■ What is expected
Your task is to copy every line of this material exactly.

■ Data section
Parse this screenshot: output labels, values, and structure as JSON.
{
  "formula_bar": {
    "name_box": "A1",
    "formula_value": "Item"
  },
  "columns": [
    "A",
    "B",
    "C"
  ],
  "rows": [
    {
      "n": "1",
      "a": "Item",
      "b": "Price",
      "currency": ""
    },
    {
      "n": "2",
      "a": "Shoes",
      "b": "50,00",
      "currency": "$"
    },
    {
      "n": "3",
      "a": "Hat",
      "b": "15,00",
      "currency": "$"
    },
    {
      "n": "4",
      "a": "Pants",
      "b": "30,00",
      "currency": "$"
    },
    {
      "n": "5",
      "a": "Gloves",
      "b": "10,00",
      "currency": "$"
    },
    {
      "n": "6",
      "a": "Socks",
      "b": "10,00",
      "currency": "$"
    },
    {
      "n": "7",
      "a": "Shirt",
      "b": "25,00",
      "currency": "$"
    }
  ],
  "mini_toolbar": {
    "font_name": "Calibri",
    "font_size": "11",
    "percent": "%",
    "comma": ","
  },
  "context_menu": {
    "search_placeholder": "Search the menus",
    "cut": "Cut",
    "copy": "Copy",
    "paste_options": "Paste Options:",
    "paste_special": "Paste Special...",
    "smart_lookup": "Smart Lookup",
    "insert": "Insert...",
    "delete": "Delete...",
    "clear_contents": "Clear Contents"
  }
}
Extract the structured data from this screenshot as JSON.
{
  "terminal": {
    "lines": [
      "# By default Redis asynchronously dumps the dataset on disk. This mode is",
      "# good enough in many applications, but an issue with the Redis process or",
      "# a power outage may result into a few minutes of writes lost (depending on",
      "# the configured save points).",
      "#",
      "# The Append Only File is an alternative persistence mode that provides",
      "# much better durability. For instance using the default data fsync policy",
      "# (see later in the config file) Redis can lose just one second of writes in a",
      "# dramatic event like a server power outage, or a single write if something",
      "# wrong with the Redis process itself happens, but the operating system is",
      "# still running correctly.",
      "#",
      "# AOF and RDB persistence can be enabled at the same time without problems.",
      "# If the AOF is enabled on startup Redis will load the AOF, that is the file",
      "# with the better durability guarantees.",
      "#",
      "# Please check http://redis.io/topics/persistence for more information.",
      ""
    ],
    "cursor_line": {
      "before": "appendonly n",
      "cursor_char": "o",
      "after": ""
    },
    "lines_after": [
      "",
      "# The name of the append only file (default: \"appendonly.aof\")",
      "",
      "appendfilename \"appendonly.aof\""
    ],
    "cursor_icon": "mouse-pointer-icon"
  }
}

■ Finished exercise
Parse this screenshot: output labels, values, and structure as JSON.
{
  "formula_bar": {
    "name_box": "A1",
    "formula_value": "Item"
  },
  "columns": [
    "A",
    "B",
    "C"
  ],
  "rows": [
    {
      "n": "1",
      "a": "Item",
      "b": "Price",
      "currency": ""
    },
    {
      "n": "2",
      "a": "Shoes",
      "b": "50,00",
      "currency": "$"
    },
    {
      "n": "3",
      "a": "Hat",
      "b": "15,00",
      "currency": "$"
    },
    {
      "n": "4",
      "a": "Pants",
      "b": "30,00",
      "currency": "$"
    },
    {
      "n": "5",
      "a": "Gloves",
      "b": "10,00",
      "currency": "$"
    },
    {
      "n": "6",
      "a": "Socks",
      "b": "10,00",
      "currency": "$"
    },
    {
      "n": "7",
      "a": "Shirt",
      "b": "25,00",
      "currency": "$"
    }
  ],
  "mini_toolbar": {
    "font_name": "Calibri",
    "font_size": "11",
    "percent": "%",
    "comma": ","
  },
  "context_menu": {
    "search_placeholder": "Search the menus",
    "cut": "Cut",
    "copy": "Copy",
    "paste_options": "Paste Options:",
    "paste_special": "Paste Special...",
    "smart_lookup": "Smart Lookup",
    "insert": "Insert...",
    "delete": "Delete...",
    "clear_contents": "Clear Contents"
  }
}
Extract the structured data from this screenshot as JSON.
{
  "terminal": {
    "lines": [
      "# By default Redis asynchronously dumps the dataset on disk. This mode is",
      "# good enough in many applications, but an issue with the Redis process or",
      "# a power outage may result into a few minutes of writes lost (depending on",
      "# the configured save points).",
      "#",
      "# The Append Only File is an alternative persistence mode that provides",
      "# much better durability. For instance using the default data fsync policy",
      "# (see later in the config file) Redis can lose just one second of writes in a",
      "# dramatic event like a server power outage, or a single write if something",
      "# wrong with the Redis process itself happens, but the operating system is",
      "# still running correctly.",
      "#",
      "# AOF and RDB persistence can be enabled at the same time without problems.",
      "# If the AOF is enabled on startup Redis will load the AOF, that is the file",
      "# with the better durability guarantees.",
      "#",
      "# Please check http://redis.io/topics/persistence for more information.",
      ""
    ],
    "cursor_line": {
      "before": "appendonly n",
      "cursor_char": "o",
      "after": ""
    },
    "lines_after": [
      "",
      "# The name of the append only file (default: \"appendonly.aof\")",
      "",
      "appendfilename \"appendonly.aof\""
    ],
    "cursor_icon": "mouse-pointer-icon"
  }
}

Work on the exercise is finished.